TASK INSTRUCTIONS>
Answer these questions using the passage on Sri Krishna's words to Arjuna below.
1. From what does Sri Krishna promise to free Arjuna?
2. What Sanskrit expression does the passage give for "You are dear to me"?
3. What does the passage say a father's affection turns into if his son gets married and neglects him?

SOURCE DOCUMENT>

Sarva dharmaan parityajya maamekam saranam vraja;
Aham tvaa sarvapaapebhyo mokshayishyaami maa suchah.

Sri Krishna asks Arjuna not to grieve telling him "I will free you from all sins (Sarvapaapebhyo mokshayishyaami), if you give up all other Dharma (Sarva Dharmaan parityajya), and surrender to Me absolutely (Maamekam Saranam Vraja)". In this context, the import of the expression, Sarva Dharman Parityajya has to be understood correctly. The emphasis of the Gita is on each man performing his prescribed duties in a spirit of dedication. Therefore, the call to " give up Dharma" cannot be a message of inaction. Sri Krishna wants Arjuna, and through Arjuna all of us , to do the duties pertaining to our station in life. But what He wants us to give up is the notion that the performance of these duties will by itself lead us to the cherished goal. Sri Krishna wants us to perform our Dharma, giving up the notion that they are the be-all and end-all of life, and surrender ourselves to Him without reservation.

In the verse previous to the one I have just quoted, Sri Krishna says :
Manmanaa Bhava Madbhakto
Mayaajee maam namaskuru;
Maamevaishyasi satyamte
partijaane priyosi me.

When Sri Krishna says to Arjuna, "You are dear to me(priyosi me) it means that all of us are dear to Him. So, when he gives the assurance "satyam te prattijanne", we can take it as an assurance given to all of us . The assurance is that we will reach Him (Maamevaishyasi). For that purpose, we have to fix our thoughts on Him(Manmanaa Bhava), become His devotees(Madbhakto Bhava), worship Him (Madyaajee bhava) and fall at His feet(maam namaskuru).

If we analyse one's affection towards one's son or wife, we will find that it ultimately resolves itself into one's love for oneself. A man is fond of his son only so long as that son fulfils what he expects of him. Supposing that son gets married and neglects his father, the affection will turn into enmity. It follows that the affection we entertain is with a purpose and not selfless. But there is no purpose or object behind one's love for oneself. When we come to realise that the "I" we love so much is "He", our mind becomes saturated with Him. That is the significance of the expression, "Manmanaa bhava". We think of Him not for securing any favours, but because we cannot help thinking of Him, having realised that the soul within us is none else than He. When this realisation takes deep root, the mind enters the state of Avyaaja Bhakti.

Extracted data entries
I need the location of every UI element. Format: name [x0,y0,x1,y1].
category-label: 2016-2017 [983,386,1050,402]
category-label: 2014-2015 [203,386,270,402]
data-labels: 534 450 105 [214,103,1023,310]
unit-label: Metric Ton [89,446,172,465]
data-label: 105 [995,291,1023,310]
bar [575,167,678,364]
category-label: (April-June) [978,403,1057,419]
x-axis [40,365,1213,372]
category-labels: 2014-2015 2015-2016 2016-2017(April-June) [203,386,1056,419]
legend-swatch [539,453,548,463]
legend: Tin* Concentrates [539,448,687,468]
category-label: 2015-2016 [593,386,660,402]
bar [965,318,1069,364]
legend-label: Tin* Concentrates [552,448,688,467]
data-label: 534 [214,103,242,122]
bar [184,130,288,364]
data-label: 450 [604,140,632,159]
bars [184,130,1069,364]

ANSWER BOX>
1. From all sins.
2. Priyosi me.
3. Enmity.